Data records
────────────────────
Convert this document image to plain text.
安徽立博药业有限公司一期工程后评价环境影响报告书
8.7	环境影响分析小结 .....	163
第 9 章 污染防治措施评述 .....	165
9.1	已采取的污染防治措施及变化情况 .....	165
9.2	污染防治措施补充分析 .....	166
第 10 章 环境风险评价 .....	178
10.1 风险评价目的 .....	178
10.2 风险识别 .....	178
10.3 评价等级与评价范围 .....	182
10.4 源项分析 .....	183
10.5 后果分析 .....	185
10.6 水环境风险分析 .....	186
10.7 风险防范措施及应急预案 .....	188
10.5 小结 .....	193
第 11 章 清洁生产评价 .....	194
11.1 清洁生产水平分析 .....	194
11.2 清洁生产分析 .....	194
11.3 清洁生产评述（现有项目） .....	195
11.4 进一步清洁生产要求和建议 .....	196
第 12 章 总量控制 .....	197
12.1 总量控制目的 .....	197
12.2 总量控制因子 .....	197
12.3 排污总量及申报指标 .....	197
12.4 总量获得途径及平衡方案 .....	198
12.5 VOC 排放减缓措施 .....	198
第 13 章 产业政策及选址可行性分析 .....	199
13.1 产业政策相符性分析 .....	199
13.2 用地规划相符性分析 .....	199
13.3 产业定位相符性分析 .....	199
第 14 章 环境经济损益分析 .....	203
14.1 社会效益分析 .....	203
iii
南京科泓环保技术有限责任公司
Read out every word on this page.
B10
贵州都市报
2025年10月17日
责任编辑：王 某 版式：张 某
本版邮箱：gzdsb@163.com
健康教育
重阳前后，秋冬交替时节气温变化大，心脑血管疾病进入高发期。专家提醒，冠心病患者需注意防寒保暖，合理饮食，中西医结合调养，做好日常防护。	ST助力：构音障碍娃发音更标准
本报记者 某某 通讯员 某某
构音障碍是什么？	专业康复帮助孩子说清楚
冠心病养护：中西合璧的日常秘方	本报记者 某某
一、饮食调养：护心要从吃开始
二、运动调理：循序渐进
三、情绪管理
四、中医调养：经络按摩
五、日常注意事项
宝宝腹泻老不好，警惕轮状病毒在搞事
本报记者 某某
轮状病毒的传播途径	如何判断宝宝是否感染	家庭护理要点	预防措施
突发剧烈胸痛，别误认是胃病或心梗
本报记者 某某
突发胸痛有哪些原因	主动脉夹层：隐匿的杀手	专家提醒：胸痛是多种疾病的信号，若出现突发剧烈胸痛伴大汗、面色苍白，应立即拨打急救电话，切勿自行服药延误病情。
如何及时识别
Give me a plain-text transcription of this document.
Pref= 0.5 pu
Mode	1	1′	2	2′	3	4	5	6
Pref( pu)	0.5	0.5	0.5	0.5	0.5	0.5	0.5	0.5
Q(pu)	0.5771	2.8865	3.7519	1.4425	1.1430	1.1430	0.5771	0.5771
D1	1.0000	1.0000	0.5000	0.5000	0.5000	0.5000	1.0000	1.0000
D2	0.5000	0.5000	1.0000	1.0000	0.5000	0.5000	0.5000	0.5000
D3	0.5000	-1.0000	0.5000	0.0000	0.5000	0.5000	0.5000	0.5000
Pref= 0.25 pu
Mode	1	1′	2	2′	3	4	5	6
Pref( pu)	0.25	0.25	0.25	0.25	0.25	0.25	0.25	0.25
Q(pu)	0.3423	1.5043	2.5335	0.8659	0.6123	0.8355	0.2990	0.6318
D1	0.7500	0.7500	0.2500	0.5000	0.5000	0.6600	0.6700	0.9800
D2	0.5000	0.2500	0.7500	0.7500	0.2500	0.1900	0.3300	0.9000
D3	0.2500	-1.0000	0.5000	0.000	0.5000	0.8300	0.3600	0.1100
────────────────────
• **WORK REQUIRED**
Every line above should be printed again exactly as it stands.

• **RESPONSE TO THIS TASK**
Convert this document image to plain text.
安徽立博药业有限公司一期工程后评价环境影响报告书
8.7	环境影响分析小结 .....	163
第 9 章 污染防治措施评述 .....	165
9.1	已采取的污染防治措施及变化情况 .....	165
9.2	污染防治措施补充分析 .....	166
第 10 章 环境风险评价 .....	178
10.1 风险评价目的 .....	178
10.2 风险识别 .....	178
10.3 评价等级与评价范围 .....	182
10.4 源项分析 .....	183
10.5 后果分析 .....	185
10.6 水环境风险分析 .....	186
10.7 风险防范措施及应急预案 .....	188
10.5 小结 .....	193
第 11 章 清洁生产评价 .....	194
11.1 清洁生产水平分析 .....	194
11.2 清洁生产分析 .....	194
11.3 清洁生产评述（现有项目） .....	195
11.4 进一步清洁生产要求和建议 .....	196
第 12 章 总量控制 .....	197
12.1 总量控制目的 .....	197
12.2 总量控制因子 .....	197
12.3 排污总量及申报指标 .....	197
12.4 总量获得途径及平衡方案 .....	198
12.5 VOC 排放减缓措施 .....	198
第 13 章 产业政策及选址可行性分析 .....	199
13.1 产业政策相符性分析 .....	199
13.2 用地规划相符性分析 .....	199
13.3 产业定位相符性分析 .....	199
第 14 章 环境经济损益分析 .....	203
14.1 社会效益分析 .....	203
iii
南京科泓环保技术有限责任公司
Read out every word on this page.
B10
贵州都市报
2025年10月17日
责任编辑：王 某 版式：张 某
本版邮箱：gzdsb@163.com
健康教育
重阳前后，秋冬交替时节气温变化大，心脑血管疾病进入高发期。专家提醒，冠心病患者需注意防寒保暖，合理饮食，中西医结合调养，做好日常防护。	ST助力：构音障碍娃发音更标准
本报记者 某某 通讯员 某某
构音障碍是什么？	专业康复帮助孩子说清楚
冠心病养护：中西合璧的日常秘方	本报记者 某某
一、饮食调养：护心要从吃开始
二、运动调理：循序渐进
三、情绪管理
四、中医调养：经络按摩
五、日常注意事项
宝宝腹泻老不好，警惕轮状病毒在搞事
本报记者 某某
轮状病毒的传播途径	如何判断宝宝是否感染	家庭护理要点	预防措施
突发剧烈胸痛，别误认是胃病或心梗
本报记者 某某
突发胸痛有哪些原因	主动脉夹层：隐匿的杀手	专家提醒：胸痛是多种疾病的信号，若出现突发剧烈胸痛伴大汗、面色苍白，应立即拨打急救电话，切勿自行服药延误病情。
如何及时识别
Give me a plain-text transcription of this document.
Pref= 0.5 pu
Mode	1	1′	2	2′	3	4	5	6
Pref( pu)	0.5	0.5	0.5	0.5	0.5	0.5	0.5	0.5
Q(pu)	0.5771	2.8865	3.7519	1.4425	1.1430	1.1430	0.5771	0.5771
D1	1.0000	1.0000	0.5000	0.5000	0.5000	0.5000	1.0000	1.0000
D2	0.5000	0.5000	1.0000	1.0000	0.5000	0.5000	0.5000	0.5000
D3	0.5000	-1.0000	0.5000	0.0000	0.5000	0.5000	0.5000	0.5000
Pref= 0.25 pu
Mode	1	1′	2	2′	3	4	5	6
Pref( pu)	0.25	0.25	0.25	0.25	0.25	0.25	0.25	0.25
Q(pu)	0.3423	1.5043	2.5335	0.8659	0.6123	0.8355	0.2990	0.6318
D1	0.7500	0.7500	0.2500	0.5000	0.5000	0.6600	0.6700	0.9800
D2	0.5000	0.2500	0.7500	0.7500	0.2500	0.1900	0.3300	0.9000
D3	0.2500	-1.0000	0.5000	0.000	0.5000	0.8300	0.3600	0.1100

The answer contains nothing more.